"""

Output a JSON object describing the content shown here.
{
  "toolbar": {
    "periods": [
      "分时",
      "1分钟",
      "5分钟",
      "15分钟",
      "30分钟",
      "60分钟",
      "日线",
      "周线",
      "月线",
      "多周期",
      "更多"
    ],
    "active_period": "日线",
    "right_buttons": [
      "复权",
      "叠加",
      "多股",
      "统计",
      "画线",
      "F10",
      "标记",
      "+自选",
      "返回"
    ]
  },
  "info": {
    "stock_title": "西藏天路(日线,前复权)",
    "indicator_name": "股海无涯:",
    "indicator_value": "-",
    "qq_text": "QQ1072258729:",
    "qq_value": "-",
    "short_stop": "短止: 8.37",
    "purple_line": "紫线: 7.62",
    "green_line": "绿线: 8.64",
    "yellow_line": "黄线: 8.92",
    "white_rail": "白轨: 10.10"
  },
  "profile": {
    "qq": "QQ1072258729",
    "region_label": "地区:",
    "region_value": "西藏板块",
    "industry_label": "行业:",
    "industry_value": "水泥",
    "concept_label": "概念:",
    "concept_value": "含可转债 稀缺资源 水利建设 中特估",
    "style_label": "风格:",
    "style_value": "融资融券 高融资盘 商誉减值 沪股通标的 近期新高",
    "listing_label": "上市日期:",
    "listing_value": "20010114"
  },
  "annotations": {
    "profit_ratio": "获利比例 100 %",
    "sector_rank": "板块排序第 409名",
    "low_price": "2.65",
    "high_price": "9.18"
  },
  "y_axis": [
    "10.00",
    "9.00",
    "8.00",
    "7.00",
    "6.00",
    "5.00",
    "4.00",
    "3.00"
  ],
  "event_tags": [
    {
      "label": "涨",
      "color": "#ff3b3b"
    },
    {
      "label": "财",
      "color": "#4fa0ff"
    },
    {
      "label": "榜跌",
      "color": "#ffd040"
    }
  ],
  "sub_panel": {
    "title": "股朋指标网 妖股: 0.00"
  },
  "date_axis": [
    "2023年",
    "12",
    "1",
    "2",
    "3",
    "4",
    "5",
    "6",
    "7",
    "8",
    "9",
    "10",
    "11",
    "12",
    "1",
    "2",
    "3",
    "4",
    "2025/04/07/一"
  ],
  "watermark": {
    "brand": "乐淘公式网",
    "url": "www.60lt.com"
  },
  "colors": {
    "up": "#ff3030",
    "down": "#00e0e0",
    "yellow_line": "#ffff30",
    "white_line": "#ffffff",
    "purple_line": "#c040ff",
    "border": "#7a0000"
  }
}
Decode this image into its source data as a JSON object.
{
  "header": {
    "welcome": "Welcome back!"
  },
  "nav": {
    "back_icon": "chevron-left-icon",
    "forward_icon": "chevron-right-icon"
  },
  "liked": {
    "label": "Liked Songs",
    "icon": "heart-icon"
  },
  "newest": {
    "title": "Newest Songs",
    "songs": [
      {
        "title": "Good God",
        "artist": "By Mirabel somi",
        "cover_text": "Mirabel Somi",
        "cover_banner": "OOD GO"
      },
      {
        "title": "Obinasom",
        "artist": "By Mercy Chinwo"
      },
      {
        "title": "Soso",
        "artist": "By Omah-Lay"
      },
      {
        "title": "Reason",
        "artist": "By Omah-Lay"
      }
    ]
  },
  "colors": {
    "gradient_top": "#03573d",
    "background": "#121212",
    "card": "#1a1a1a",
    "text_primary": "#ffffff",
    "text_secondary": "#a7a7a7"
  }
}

"""

## [Your instructions]
Repeat every line of the data, exactly and in full.

## [Task answer]
Output a JSON object describing the content shown here.
{
  "toolbar": {
    "periods": [
      "分时",
      "1分钟",
      "5分钟",
      "15分钟",
      "30分钟",
      "60分钟",
      "日线",
      "周线",
      "月线",
      "多周期",
      "更多"
    ],
    "active_period": "日线",
    "right_buttons": [
      "复权",
      "叠加",
      "多股",
      "统计",
      "画线",
      "F10",
      "标记",
      "+自选",
      "返回"
    ]
  },
  "info": {
    "stock_title": "西藏天路(日线,前复权)",
    "indicator_name": "股海无涯:",
    "indicator_value": "-",
    "qq_text": "QQ1072258729:",
    "qq_value": "-",
    "short_stop": "短止: 8.37",
    "purple_line": "紫线: 7.62",
    "green_line": "绿线: 8.64",
    "yellow_line": "黄线: 8.92",
    "white_rail": "白轨: 10.10"
  },
  "profile": {
    "qq": "QQ1072258729",
    "region_label": "地区:",
    "region_value": "西藏板块",
    "industry_label": "行业:",
    "industry_value": "水泥",
    "concept_label": "概念:",
    "concept_value": "含可转债 稀缺资源 水利建设 中特估",
    "style_label": "风格:",
    "style_value": "融资融券 高融资盘 商誉减值 沪股通标的 近期新高",
    "listing_label": "上市日期:",
    "listing_value": "20010114"
  },
  "annotations": {
    "profit_ratio": "获利比例 100 %",
    "sector_rank": "板块排序第 409名",
    "low_price": "2.65",
    "high_price": "9.18"
  },
  "y_axis": [
    "10.00",
    "9.00",
    "8.00",
    "7.00",
    "6.00",
    "5.00",
    "4.00",
    "3.00"
  ],
  "event_tags": [
    {
      "label": "涨",
      "color": "#ff3b3b"
    },
    {
      "label": "财",
      "color": "#4fa0ff"
    },
    {
      "label": "榜跌",
      "color": "#ffd040"
    }
  ],
  "sub_panel": {
    "title": "股朋指标网 妖股: 0.00"
  },
  "date_axis": [
    "2023年",
    "12",
    "1",
    "2",
    "3",
    "4",
    "5",
    "6",
    "7",
    "8",
    "9",
    "10",
    "11",
    "12",
    "1",
    "2",
    "3",
    "4",
    "2025/04/07/一"
  ],
  "watermark": {
    "brand": "乐淘公式网",
    "url": "www.60lt.com"
  },
  "colors": {
    "up": "#ff3030",
    "down": "#00e0e0",
    "yellow_line": "#ffff30",
    "white_line": "#ffffff",
    "purple_line": "#c040ff",
    "border": "#7a0000"
  }
}
Decode this image into its source data as a JSON object.
{
  "header": {
    "welcome": "Welcome back!"
  },
  "nav": {
    "back_icon": "chevron-left-icon",
    "forward_icon": "chevron-right-icon"
  },
  "liked": {
    "label": "Liked Songs",
    "icon": "heart-icon"
  },
  "newest": {
    "title": "Newest Songs",
    "songs": [
      {
        "title": "Good God",
        "artist": "By Mirabel somi",
        "cover_text": "Mirabel Somi",
        "cover_banner": "OOD GO"
      },
      {
        "title": "Obinasom",
        "artist": "By Mercy Chinwo"
      },
      {
        "title": "Soso",
        "artist": "By Omah-Lay"
      },
      {
        "title": "Reason",
        "artist": "By Omah-Lay"
      }
    ]
  },
  "colors": {
    "gradient_top": "#03573d",
    "background": "#121212",
    "card": "#1a1a1a",
    "text_primary": "#ffffff",
    "text_secondary": "#a7a7a7"
  }
}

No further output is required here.